# Exercise task:
Type the records out again in full, exactly.
------------------------------------------------------------
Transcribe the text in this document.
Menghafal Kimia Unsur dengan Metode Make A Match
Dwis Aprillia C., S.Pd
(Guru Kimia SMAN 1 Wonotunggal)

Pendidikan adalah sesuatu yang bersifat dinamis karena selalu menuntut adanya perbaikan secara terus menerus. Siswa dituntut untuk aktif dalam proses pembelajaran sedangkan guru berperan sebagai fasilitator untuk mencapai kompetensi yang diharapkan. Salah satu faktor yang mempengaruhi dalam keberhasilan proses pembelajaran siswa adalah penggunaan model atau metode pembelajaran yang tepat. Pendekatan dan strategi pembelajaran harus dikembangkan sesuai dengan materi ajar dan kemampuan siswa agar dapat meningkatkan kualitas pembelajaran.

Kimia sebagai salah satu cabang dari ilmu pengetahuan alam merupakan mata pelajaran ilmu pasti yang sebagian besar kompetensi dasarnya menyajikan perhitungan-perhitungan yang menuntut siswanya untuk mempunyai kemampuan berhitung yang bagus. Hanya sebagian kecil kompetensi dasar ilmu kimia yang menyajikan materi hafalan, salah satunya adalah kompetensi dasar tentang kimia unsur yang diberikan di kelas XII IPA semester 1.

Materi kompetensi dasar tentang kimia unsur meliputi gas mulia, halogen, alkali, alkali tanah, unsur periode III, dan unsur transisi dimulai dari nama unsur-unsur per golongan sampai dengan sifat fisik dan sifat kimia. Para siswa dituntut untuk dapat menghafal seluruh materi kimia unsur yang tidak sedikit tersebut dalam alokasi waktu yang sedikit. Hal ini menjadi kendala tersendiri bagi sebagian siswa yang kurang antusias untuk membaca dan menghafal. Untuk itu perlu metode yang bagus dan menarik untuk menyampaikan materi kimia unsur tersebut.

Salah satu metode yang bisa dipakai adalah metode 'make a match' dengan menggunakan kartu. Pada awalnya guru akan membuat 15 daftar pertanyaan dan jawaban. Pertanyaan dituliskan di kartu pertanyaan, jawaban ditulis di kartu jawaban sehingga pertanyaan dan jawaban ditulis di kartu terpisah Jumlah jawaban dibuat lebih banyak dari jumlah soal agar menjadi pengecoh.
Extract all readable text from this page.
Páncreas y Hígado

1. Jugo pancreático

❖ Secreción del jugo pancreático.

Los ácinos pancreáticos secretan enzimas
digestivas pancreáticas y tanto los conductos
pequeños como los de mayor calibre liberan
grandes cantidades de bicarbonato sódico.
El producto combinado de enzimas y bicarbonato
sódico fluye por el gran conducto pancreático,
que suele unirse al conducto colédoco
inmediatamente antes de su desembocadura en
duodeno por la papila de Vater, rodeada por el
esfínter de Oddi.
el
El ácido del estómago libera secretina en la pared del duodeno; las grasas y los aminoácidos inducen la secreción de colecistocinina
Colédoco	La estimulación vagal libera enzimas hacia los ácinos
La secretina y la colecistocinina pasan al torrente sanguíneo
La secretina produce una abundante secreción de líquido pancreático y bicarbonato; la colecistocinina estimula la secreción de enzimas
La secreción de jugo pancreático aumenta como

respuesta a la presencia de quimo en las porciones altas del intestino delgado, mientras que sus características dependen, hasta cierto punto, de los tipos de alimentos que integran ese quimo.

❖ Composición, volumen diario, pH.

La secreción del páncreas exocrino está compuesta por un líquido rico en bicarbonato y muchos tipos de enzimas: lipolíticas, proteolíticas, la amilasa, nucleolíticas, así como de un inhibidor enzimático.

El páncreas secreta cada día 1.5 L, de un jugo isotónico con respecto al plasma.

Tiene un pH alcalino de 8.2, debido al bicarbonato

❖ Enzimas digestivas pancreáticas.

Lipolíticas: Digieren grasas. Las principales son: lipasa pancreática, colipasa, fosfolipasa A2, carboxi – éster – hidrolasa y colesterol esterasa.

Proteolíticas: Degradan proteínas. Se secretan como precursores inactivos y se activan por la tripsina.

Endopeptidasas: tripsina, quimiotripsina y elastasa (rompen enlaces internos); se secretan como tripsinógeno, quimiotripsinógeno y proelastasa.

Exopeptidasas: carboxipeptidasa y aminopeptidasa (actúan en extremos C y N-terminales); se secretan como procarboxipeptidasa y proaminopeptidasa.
------------------------------------------------------------
# Finished task:
Transcribe the text in this document.
Menghafal Kimia Unsur dengan Metode Make A Match
Dwis Aprillia C., S.Pd
(Guru Kimia SMAN 1 Wonotunggal)

Pendidikan adalah sesuatu yang bersifat dinamis karena selalu menuntut adanya perbaikan secara terus menerus. Siswa dituntut untuk aktif dalam proses pembelajaran sedangkan guru berperan sebagai fasilitator untuk mencapai kompetensi yang diharapkan. Salah satu faktor yang mempengaruhi dalam keberhasilan proses pembelajaran siswa adalah penggunaan model atau metode pembelajaran yang tepat. Pendekatan dan strategi pembelajaran harus dikembangkan sesuai dengan materi ajar dan kemampuan siswa agar dapat meningkatkan kualitas pembelajaran.

Kimia sebagai salah satu cabang dari ilmu pengetahuan alam merupakan mata pelajaran ilmu pasti yang sebagian besar kompetensi dasarnya menyajikan perhitungan-perhitungan yang menuntut siswanya untuk mempunyai kemampuan berhitung yang bagus. Hanya sebagian kecil kompetensi dasar ilmu kimia yang menyajikan materi hafalan, salah satunya adalah kompetensi dasar tentang kimia unsur yang diberikan di kelas XII IPA semester 1.

Materi kompetensi dasar tentang kimia unsur meliputi gas mulia, halogen, alkali, alkali tanah, unsur periode III, dan unsur transisi dimulai dari nama unsur-unsur per golongan sampai dengan sifat fisik dan sifat kimia. Para siswa dituntut untuk dapat menghafal seluruh materi kimia unsur yang tidak sedikit tersebut dalam alokasi waktu yang sedikit. Hal ini menjadi kendala tersendiri bagi sebagian siswa yang kurang antusias untuk membaca dan menghafal. Untuk itu perlu metode yang bagus dan menarik untuk menyampaikan materi kimia unsur tersebut.

Salah satu metode yang bisa dipakai adalah metode 'make a match' dengan menggunakan kartu. Pada awalnya guru akan membuat 15 daftar pertanyaan dan jawaban. Pertanyaan dituliskan di kartu pertanyaan, jawaban ditulis di kartu jawaban sehingga pertanyaan dan jawaban ditulis di kartu terpisah Jumlah jawaban dibuat lebih banyak dari jumlah soal agar menjadi pengecoh.
Extract all readable text from this page.
Páncreas y Hígado

1. Jugo pancreático

❖ Secreción del jugo pancreático.

Los ácinos pancreáticos secretan enzimas
digestivas pancreáticas y tanto los conductos
pequeños como los de mayor calibre liberan
grandes cantidades de bicarbonato sódico.
El producto combinado de enzimas y bicarbonato
sódico fluye por el gran conducto pancreático,
que suele unirse al conducto colédoco
inmediatamente antes de su desembocadura en
duodeno por la papila de Vater, rodeada por el
esfínter de Oddi.
el
El ácido del estómago libera secretina en la pared del duodeno; las grasas y los aminoácidos inducen la secreción de colecistocinina
Colédoco	La estimulación vagal libera enzimas hacia los ácinos
La secretina y la colecistocinina pasan al torrente sanguíneo
La secretina produce una abundante secreción de líquido pancreático y bicarbonato; la colecistocinina estimula la secreción de enzimas
La secreción de jugo pancreático aumenta como

respuesta a la presencia de quimo en las porciones altas del intestino delgado, mientras que sus características dependen, hasta cierto punto, de los tipos de alimentos que integran ese quimo.

❖ Composición, volumen diario, pH.

La secreción del páncreas exocrino está compuesta por un líquido rico en bicarbonato y muchos tipos de enzimas: lipolíticas, proteolíticas, la amilasa, nucleolíticas, así como de un inhibidor enzimático.

El páncreas secreta cada día 1.5 L, de un jugo isotónico con respecto al plasma.

Tiene un pH alcalino de 8.2, debido al bicarbonato

❖ Enzimas digestivas pancreáticas.

Lipolíticas: Digieren grasas. Las principales son: lipasa pancreática, colipasa, fosfolipasa A2, carboxi – éster – hidrolasa y colesterol esterasa.

Proteolíticas: Degradan proteínas. Se secretan como precursores inactivos y se activan por la tripsina.

Endopeptidasas: tripsina, quimiotripsina y elastasa (rompen enlaces internos); se secretan como tripsinógeno, quimiotripsinógeno y proelastasa.

Exopeptidasas: carboxipeptidasa y aminopeptidasa (actúan en extremos C y N-terminales); se secretan como procarboxipeptidasa y proaminopeptidasa.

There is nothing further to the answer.